begin Supplied material
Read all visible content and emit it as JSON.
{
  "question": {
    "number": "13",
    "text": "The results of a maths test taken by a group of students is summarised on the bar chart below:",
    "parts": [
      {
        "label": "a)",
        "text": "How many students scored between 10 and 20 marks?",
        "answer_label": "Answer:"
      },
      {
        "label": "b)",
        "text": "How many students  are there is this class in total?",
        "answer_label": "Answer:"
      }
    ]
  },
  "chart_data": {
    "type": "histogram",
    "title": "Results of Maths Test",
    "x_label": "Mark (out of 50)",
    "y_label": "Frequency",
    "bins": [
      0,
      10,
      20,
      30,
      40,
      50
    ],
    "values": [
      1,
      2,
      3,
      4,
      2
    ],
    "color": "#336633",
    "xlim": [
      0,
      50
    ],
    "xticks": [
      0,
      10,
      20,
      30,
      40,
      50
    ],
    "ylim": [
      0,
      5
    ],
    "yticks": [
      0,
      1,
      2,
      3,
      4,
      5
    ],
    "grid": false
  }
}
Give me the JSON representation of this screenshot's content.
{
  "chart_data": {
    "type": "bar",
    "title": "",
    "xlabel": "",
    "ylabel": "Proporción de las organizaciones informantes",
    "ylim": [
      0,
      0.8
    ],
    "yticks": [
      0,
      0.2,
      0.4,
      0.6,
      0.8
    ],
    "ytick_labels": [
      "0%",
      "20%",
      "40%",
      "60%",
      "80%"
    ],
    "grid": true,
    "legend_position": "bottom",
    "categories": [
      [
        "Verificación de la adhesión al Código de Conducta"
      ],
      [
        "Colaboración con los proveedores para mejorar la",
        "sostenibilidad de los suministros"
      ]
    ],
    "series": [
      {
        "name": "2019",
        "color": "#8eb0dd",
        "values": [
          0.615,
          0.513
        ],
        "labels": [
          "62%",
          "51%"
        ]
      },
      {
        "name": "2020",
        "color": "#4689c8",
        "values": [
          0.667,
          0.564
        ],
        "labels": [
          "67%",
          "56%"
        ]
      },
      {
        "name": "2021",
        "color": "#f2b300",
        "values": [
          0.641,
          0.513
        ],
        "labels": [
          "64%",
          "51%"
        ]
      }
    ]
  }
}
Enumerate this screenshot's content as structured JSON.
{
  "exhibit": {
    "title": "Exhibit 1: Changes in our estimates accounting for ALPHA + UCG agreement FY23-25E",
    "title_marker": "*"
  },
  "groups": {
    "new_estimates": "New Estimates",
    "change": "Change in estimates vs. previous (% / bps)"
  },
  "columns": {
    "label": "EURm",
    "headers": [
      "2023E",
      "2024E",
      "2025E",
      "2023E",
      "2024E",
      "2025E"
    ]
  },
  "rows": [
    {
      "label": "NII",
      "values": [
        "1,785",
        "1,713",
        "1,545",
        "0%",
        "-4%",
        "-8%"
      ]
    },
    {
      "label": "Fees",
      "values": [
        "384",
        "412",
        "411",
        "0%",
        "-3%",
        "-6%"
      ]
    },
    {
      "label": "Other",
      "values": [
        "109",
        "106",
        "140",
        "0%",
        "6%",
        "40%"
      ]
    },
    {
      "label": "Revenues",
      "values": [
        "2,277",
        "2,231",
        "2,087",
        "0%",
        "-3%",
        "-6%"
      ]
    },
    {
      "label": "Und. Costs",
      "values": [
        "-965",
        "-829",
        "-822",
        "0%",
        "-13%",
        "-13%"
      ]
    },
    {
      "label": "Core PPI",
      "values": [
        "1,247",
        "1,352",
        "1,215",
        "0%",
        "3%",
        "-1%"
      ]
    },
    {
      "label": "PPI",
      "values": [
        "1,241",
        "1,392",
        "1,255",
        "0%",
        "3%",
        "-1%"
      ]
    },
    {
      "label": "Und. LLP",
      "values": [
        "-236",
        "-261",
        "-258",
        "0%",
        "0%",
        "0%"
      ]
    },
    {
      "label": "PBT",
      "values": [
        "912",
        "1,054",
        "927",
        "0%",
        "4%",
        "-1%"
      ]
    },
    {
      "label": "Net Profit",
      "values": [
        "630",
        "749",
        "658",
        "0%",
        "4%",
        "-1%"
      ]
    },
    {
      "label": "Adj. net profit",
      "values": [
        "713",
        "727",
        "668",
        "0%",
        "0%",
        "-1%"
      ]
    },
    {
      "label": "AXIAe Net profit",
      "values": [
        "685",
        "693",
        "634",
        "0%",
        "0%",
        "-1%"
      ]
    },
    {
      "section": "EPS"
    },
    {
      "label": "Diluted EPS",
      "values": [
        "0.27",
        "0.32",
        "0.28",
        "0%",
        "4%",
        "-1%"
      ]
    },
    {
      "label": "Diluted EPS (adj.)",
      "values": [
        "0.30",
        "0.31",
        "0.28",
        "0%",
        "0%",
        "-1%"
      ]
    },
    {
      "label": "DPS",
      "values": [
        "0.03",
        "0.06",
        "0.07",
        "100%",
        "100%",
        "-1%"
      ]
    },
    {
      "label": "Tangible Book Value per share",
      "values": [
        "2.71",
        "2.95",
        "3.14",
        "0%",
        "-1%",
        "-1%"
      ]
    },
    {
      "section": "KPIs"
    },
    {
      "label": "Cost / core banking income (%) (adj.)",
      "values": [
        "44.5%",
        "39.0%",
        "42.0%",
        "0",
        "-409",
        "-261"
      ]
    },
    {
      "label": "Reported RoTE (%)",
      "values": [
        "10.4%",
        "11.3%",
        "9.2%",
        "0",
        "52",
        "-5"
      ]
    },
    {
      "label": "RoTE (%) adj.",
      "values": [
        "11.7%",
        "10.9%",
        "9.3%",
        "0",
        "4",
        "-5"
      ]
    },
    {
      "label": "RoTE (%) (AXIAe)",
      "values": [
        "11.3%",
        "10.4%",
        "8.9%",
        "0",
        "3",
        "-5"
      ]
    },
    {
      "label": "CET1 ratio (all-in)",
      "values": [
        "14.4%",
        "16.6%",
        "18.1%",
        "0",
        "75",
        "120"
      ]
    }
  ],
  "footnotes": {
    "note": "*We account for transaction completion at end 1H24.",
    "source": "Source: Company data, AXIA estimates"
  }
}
end Supplied material
◆ **Aim**:
Extract every line above exactly as it stands.

◆ **Answer to this task**:
Read all visible content and emit it as JSON.
{
  "question": {
    "number": "13",
    "text": "The results of a maths test taken by a group of students is summarised on the bar chart below:",
    "parts": [
      {
        "label": "a)",
        "text": "How many students scored between 10 and 20 marks?",
        "answer_label": "Answer:"
      },
      {
        "label": "b)",
        "text": "How many students  are there is this class in total?",
        "answer_label": "Answer:"
      }
    ]
  },
  "chart_data": {
    "type": "histogram",
    "title": "Results of Maths Test",
    "x_label": "Mark (out of 50)",
    "y_label": "Frequency",
    "bins": [
      0,
      10,
      20,
      30,
      40,
      50
    ],
    "values": [
      1,
      2,
      3,
      4,
      2
    ],
    "color": "#336633",
    "xlim": [
      0,
      50
    ],
    "xticks": [
      0,
      10,
      20,
      30,
      40,
      50
    ],
    "ylim": [
      0,
      5
    ],
    "yticks": [
      0,
      1,
      2,
      3,
      4,
      5
    ],
    "grid": false
  }
}
Give me the JSON representation of this screenshot's content.
{
  "chart_data": {
    "type": "bar",
    "title": "",
    "xlabel": "",
    "ylabel": "Proporción de las organizaciones informantes",
    "ylim": [
      0,
      0.8
    ],
    "yticks": [
      0,
      0.2,
      0.4,
      0.6,
      0.8
    ],
    "ytick_labels": [
      "0%",
      "20%",
      "40%",
      "60%",
      "80%"
    ],
    "grid": true,
    "legend_position": "bottom",
    "categories": [
      [
        "Verificación de la adhesión al Código de Conducta"
      ],
      [
        "Colaboración con los proveedores para mejorar la",
        "sostenibilidad de los suministros"
      ]
    ],
    "series": [
      {
        "name": "2019",
        "color": "#8eb0dd",
        "values": [
          0.615,
          0.513
        ],
        "labels": [
          "62%",
          "51%"
        ]
      },
      {
        "name": "2020",
        "color": "#4689c8",
        "values": [
          0.667,
          0.564
        ],
        "labels": [
          "67%",
          "56%"
        ]
      },
      {
        "name": "2021",
        "color": "#f2b300",
        "values": [
          0.641,
          0.513
        ],
        "labels": [
          "64%",
          "51%"
        ]
      }
    ]
  }
}
Enumerate this screenshot's content as structured JSON.
{
  "exhibit": {
    "title": "Exhibit 1: Changes in our estimates accounting for ALPHA + UCG agreement FY23-25E",
    "title_marker": "*"
  },
  "groups": {
    "new_estimates": "New Estimates",
    "change": "Change in estimates vs. previous (% / bps)"
  },
  "columns": {
    "label": "EURm",
    "headers": [
      "2023E",
      "2024E",
      "2025E",
      "2023E",
      "2024E",
      "2025E"
    ]
  },
  "rows": [
    {
      "label": "NII",
      "values": [
        "1,785",
        "1,713",
        "1,545",
        "0%",
        "-4%",
        "-8%"
      ]
    },
    {
      "label": "Fees",
      "values": [
        "384",
        "412",
        "411",
        "0%",
        "-3%",
        "-6%"
      ]
    },
    {
      "label": "Other",
      "values": [
        "109",
        "106",
        "140",
        "0%",
        "6%",
        "40%"
      ]
    },
    {
      "label": "Revenues",
      "values": [
        "2,277",
        "2,231",
        "2,087",
        "0%",
        "-3%",
        "-6%"
      ]
    },
    {
      "label": "Und. Costs",
      "values": [
        "-965",
        "-829",
        "-822",
        "0%",
        "-13%",
        "-13%"
      ]
    },
    {
      "label": "Core PPI",
      "values": [
        "1,247",
        "1,352",
        "1,215",
        "0%",
        "3%",
        "-1%"
      ]
    },
    {
      "label": "PPI",
      "values": [
        "1,241",
        "1,392",
        "1,255",
        "0%",
        "3%",
        "-1%"
      ]
    },
    {
      "label": "Und. LLP",
      "values": [
        "-236",
        "-261",
        "-258",
        "0%",
        "0%",
        "0%"
      ]
    },
    {
      "label": "PBT",
      "values": [
        "912",
        "1,054",
        "927",
        "0%",
        "4%",
        "-1%"
      ]
    },
    {
      "label": "Net Profit",
      "values": [
        "630",
        "749",
        "658",
        "0%",
        "4%",
        "-1%"
      ]
    },
    {
      "label": "Adj. net profit",
      "values": [
        "713",
        "727",
        "668",
        "0%",
        "0%",
        "-1%"
      ]
    },
    {
      "label": "AXIAe Net profit",
      "values": [
        "685",
        "693",
        "634",
        "0%",
        "0%",
        "-1%"
      ]
    },
    {
      "section": "EPS"
    },
    {
      "label": "Diluted EPS",
      "values": [
        "0.27",
        "0.32",
        "0.28",
        "0%",
        "4%",
        "-1%"
      ]
    },
    {
      "label": "Diluted EPS (adj.)",
      "values": [
        "0.30",
        "0.31",
        "0.28",
        "0%",
        "0%",
        "-1%"
      ]
    },
    {
      "label": "DPS",
      "values": [
        "0.03",
        "0.06",
        "0.07",
        "100%",
        "100%",
        "-1%"
      ]
    },
    {
      "label": "Tangible Book Value per share",
      "values": [
        "2.71",
        "2.95",
        "3.14",
        "0%",
        "-1%",
        "-1%"
      ]
    },
    {
      "section": "KPIs"
    },
    {
      "label": "Cost / core banking income (%) (adj.)",
      "values": [
        "44.5%",
        "39.0%",
        "42.0%",
        "0",
        "-409",
        "-261"
      ]
    },
    {
      "label": "Reported RoTE (%)",
      "values": [
        "10.4%",
        "11.3%",
        "9.2%",
        "0",
        "52",
        "-5"
      ]
    },
    {
      "label": "RoTE (%) adj.",
      "values": [
        "11.7%",
        "10.9%",
        "9.3%",
        "0",
        "4",
        "-5"
      ]
    },
    {
      "label": "RoTE (%) (AXIAe)",
      "values": [
        "11.3%",
        "10.4%",
        "8.9%",
        "0",
        "3",
        "-5"
      ]
    },
    {
      "label": "CET1 ratio (all-in)",
      "values": [
        "14.4%",
        "16.6%",
        "18.1%",
        "0",
        "75",
        "120"
      ]
    }
  ],
  "footnotes": {
    "note": "*We account for transaction completion at end 1H24.",
    "source": "Source: Company data, AXIA estimates"
  }
}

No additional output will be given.